### [PROMPT]
Retype all the records with nothing changed.

### [SOURCE DATA]
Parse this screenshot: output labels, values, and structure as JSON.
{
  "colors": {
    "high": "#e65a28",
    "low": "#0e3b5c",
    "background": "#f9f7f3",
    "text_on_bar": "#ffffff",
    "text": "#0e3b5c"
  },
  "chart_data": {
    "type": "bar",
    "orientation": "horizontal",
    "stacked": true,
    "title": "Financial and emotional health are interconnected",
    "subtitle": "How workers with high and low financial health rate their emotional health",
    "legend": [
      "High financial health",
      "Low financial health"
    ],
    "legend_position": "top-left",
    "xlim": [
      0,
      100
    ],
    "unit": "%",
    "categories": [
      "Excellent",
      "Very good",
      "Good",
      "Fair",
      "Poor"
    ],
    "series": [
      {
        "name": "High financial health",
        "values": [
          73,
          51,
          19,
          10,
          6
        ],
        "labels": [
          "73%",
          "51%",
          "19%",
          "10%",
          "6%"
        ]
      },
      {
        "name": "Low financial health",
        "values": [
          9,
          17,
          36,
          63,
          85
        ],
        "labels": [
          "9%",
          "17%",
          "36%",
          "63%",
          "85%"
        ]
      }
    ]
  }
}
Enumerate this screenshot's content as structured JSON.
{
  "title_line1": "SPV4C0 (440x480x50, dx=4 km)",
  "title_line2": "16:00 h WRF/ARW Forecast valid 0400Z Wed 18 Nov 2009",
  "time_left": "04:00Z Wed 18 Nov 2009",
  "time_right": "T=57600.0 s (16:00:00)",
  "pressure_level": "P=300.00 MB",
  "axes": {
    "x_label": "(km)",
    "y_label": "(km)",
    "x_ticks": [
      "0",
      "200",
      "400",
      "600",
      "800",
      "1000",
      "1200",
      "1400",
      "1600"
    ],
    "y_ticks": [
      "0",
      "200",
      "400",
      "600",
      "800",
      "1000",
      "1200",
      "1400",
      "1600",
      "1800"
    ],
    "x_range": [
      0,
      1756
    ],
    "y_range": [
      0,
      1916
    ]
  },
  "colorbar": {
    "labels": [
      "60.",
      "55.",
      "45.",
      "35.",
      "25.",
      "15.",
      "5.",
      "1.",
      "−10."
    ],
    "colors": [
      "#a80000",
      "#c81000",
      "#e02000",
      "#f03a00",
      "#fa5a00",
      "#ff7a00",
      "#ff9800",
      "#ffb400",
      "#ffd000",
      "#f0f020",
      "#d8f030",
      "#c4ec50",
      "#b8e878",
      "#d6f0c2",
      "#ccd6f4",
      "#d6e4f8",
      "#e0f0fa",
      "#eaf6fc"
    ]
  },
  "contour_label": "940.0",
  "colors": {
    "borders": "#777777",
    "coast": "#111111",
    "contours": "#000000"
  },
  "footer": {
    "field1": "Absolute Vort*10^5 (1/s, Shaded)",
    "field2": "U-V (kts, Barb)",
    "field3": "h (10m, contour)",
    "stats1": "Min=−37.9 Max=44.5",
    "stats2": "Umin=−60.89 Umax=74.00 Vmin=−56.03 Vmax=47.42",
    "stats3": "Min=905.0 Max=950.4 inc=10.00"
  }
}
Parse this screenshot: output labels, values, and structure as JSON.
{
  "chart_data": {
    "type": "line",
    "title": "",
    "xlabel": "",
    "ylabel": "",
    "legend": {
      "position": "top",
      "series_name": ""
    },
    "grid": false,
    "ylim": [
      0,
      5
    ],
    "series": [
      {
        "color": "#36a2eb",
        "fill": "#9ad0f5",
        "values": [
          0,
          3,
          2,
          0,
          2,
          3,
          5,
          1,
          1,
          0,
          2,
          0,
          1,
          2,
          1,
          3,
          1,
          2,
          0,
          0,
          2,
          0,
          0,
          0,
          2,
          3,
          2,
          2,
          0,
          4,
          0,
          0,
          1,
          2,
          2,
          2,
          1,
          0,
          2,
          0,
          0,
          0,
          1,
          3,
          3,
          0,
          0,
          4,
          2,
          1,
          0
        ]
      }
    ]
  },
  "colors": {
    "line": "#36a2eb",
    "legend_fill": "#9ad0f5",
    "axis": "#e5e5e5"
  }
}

### [RESPONSE TO THE TASK]
Parse this screenshot: output labels, values, and structure as JSON.
{
  "colors": {
    "high": "#e65a28",
    "low": "#0e3b5c",
    "background": "#f9f7f3",
    "text_on_bar": "#ffffff",
    "text": "#0e3b5c"
  },
  "chart_data": {
    "type": "bar",
    "orientation": "horizontal",
    "stacked": true,
    "title": "Financial and emotional health are interconnected",
    "subtitle": "How workers with high and low financial health rate their emotional health",
    "legend": [
      "High financial health",
      "Low financial health"
    ],
    "legend_position": "top-left",
    "xlim": [
      0,
      100
    ],
    "unit": "%",
    "categories": [
      "Excellent",
      "Very good",
      "Good",
      "Fair",
      "Poor"
    ],
    "series": [
      {
        "name": "High financial health",
        "values": [
          73,
          51,
          19,
          10,
          6
        ],
        "labels": [
          "73%",
          "51%",
          "19%",
          "10%",
          "6%"
        ]
      },
      {
        "name": "Low financial health",
        "values": [
          9,
          17,
          36,
          63,
          85
        ],
        "labels": [
          "9%",
          "17%",
          "36%",
          "63%",
          "85%"
        ]
      }
    ]
  }
}
Enumerate this screenshot's content as structured JSON.
{
  "title_line1": "SPV4C0 (440x480x50, dx=4 km)",
  "title_line2": "16:00 h WRF/ARW Forecast valid 0400Z Wed 18 Nov 2009",
  "time_left": "04:00Z Wed 18 Nov 2009",
  "time_right": "T=57600.0 s (16:00:00)",
  "pressure_level": "P=300.00 MB",
  "axes": {
    "x_label": "(km)",
    "y_label": "(km)",
    "x_ticks": [
      "0",
      "200",
      "400",
      "600",
      "800",
      "1000",
      "1200",
      "1400",
      "1600"
    ],
    "y_ticks": [
      "0",
      "200",
      "400",
      "600",
      "800",
      "1000",
      "1200",
      "1400",
      "1600",
      "1800"
    ],
    "x_range": [
      0,
      1756
    ],
    "y_range": [
      0,
      1916
    ]
  },
  "colorbar": {
    "labels": [
      "60.",
      "55.",
      "45.",
      "35.",
      "25.",
      "15.",
      "5.",
      "1.",
      "−10."
    ],
    "colors": [
      "#a80000",
      "#c81000",
      "#e02000",
      "#f03a00",
      "#fa5a00",
      "#ff7a00",
      "#ff9800",
      "#ffb400",
      "#ffd000",
      "#f0f020",
      "#d8f030",
      "#c4ec50",
      "#b8e878",
      "#d6f0c2",
      "#ccd6f4",
      "#d6e4f8",
      "#e0f0fa",
      "#eaf6fc"
    ]
  },
  "contour_label": "940.0",
  "colors": {
    "borders": "#777777",
    "coast": "#111111",
    "contours": "#000000"
  },
  "footer": {
    "field1": "Absolute Vort*10^5 (1/s, Shaded)",
    "field2": "U-V (kts, Barb)",
    "field3": "h (10m, contour)",
    "stats1": "Min=−37.9 Max=44.5",
    "stats2": "Umin=−60.89 Umax=74.00 Vmin=−56.03 Vmax=47.42",
    "stats3": "Min=905.0 Max=950.4 inc=10.00"
  }
}
Parse this screenshot: output labels, values, and structure as JSON.
{
  "chart_data": {
    "type": "line",
    "title": "",
    "xlabel": "",
    "ylabel": "",
    "legend": {
      "position": "top",
      "series_name": ""
    },
    "grid": false,
    "ylim": [
      0,
      5
    ],
    "series": [
      {
        "color": "#36a2eb",
        "fill": "#9ad0f5",
        "values": [
          0,
          3,
          2,
          0,
          2,
          3,
          5,
          1,
          1,
          0,
          2,
          0,
          1,
          2,
          1,
          3,
          1,
          2,
          0,
          0,
          2,
          0,
          0,
          0,
          2,
          3,
          2,
          2,
          0,
          4,
          0,
          0,
          1,
          2,
          2,
          2,
          1,
          0,
          2,
          0,
          0,
          0,
          1,
          3,
          3,
          0,
          0,
          4,
          2,
          1,
          0
        ]
      }
    ]
  },
  "colors": {
    "line": "#36a2eb",
    "legend_fill": "#9ad0f5",
    "axis": "#e5e5e5"
  }
}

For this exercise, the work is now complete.